**Problem statement**
Collect every line of the records below that contains the word "Survey".

**Input for this task**

· · · · · · ·

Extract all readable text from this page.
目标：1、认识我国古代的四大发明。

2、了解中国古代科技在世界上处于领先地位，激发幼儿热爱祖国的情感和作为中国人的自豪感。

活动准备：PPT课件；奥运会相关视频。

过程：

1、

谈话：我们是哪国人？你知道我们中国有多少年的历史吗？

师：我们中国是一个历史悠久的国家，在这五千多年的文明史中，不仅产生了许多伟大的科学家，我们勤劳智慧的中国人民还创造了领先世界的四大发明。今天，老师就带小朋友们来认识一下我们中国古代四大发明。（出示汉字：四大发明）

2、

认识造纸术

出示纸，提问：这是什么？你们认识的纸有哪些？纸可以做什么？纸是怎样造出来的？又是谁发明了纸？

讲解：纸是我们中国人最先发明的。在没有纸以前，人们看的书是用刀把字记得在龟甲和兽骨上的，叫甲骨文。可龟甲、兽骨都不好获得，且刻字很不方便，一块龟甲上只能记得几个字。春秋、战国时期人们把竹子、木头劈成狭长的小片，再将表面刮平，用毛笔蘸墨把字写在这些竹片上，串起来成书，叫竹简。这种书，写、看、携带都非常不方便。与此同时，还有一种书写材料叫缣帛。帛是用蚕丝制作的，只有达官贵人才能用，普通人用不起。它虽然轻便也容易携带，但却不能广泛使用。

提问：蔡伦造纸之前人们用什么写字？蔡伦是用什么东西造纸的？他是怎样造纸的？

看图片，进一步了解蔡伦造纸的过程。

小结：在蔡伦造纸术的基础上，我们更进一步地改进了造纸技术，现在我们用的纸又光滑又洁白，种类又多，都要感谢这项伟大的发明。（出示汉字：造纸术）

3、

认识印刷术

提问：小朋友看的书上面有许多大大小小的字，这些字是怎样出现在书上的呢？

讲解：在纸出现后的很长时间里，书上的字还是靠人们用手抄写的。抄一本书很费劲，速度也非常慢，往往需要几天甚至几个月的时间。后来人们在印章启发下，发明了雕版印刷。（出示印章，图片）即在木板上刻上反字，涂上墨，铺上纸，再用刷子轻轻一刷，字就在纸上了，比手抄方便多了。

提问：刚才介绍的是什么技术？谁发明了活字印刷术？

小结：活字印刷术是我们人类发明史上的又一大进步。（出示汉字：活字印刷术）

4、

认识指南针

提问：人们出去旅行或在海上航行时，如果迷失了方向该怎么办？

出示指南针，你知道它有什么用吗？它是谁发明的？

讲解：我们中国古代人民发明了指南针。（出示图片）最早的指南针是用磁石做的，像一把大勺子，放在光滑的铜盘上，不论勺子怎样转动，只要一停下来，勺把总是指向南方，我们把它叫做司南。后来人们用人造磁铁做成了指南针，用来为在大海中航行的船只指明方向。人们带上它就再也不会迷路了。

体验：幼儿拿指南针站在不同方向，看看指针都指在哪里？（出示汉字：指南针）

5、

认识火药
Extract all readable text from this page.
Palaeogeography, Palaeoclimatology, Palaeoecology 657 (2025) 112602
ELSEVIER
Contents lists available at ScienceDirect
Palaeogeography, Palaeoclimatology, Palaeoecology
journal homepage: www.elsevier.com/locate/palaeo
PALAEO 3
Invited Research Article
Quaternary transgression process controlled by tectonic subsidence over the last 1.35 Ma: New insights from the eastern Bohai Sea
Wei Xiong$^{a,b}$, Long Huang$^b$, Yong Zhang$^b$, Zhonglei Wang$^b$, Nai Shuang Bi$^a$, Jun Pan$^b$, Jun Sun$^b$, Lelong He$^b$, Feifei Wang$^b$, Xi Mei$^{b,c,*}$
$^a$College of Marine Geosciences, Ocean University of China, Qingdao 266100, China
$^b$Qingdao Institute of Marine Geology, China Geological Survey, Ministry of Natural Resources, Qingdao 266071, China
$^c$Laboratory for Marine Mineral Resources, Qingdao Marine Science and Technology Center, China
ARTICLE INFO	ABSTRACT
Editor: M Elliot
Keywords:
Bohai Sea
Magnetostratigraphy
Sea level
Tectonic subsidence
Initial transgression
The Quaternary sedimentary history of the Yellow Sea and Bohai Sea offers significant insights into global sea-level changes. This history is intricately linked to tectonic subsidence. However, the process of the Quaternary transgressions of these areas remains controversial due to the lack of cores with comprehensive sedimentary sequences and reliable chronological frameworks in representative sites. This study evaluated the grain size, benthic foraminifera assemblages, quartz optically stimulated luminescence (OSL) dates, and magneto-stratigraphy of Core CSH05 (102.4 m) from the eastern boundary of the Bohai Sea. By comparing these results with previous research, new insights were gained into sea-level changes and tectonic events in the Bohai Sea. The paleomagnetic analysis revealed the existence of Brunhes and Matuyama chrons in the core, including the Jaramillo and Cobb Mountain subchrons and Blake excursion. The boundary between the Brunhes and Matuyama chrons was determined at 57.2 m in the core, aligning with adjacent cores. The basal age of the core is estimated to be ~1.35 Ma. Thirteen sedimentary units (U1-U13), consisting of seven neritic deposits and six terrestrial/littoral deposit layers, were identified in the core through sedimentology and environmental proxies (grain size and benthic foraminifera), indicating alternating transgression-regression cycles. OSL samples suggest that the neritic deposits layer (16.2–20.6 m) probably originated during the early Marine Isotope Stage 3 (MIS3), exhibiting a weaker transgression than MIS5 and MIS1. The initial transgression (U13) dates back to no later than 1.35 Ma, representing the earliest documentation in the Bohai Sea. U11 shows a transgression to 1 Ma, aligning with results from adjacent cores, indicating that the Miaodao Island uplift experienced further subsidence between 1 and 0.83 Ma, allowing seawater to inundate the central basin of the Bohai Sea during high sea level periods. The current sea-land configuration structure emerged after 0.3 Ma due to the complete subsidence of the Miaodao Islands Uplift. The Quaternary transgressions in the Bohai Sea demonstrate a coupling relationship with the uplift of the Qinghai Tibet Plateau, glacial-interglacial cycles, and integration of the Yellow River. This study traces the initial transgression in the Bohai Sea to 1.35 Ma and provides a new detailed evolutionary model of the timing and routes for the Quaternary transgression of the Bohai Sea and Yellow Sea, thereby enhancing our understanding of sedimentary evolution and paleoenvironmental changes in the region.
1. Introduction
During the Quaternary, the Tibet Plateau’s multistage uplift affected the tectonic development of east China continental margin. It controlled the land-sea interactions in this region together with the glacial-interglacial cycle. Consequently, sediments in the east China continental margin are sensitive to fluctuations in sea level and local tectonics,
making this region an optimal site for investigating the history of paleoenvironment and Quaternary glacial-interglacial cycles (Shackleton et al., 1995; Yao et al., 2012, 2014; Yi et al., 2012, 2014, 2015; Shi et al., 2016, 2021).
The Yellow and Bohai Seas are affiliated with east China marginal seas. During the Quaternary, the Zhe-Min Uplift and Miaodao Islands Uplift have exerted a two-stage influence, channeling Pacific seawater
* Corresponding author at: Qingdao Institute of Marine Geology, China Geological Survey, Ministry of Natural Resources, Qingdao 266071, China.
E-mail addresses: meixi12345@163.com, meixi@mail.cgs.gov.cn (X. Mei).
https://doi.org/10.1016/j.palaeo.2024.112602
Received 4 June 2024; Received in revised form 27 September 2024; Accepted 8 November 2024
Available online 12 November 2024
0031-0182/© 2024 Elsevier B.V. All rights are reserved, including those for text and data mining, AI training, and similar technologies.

· · · · · · ·

**Answer to the exercise**
$^b$Qingdao Institute of Marine Geology, China Geological Survey, Ministry of Natural Resources, Qingdao 266071, China
* Corresponding author at: Qingdao Institute of Marine Geology, China Geological Survey, Ministry of Natural Resources, Qingdao 266071, China.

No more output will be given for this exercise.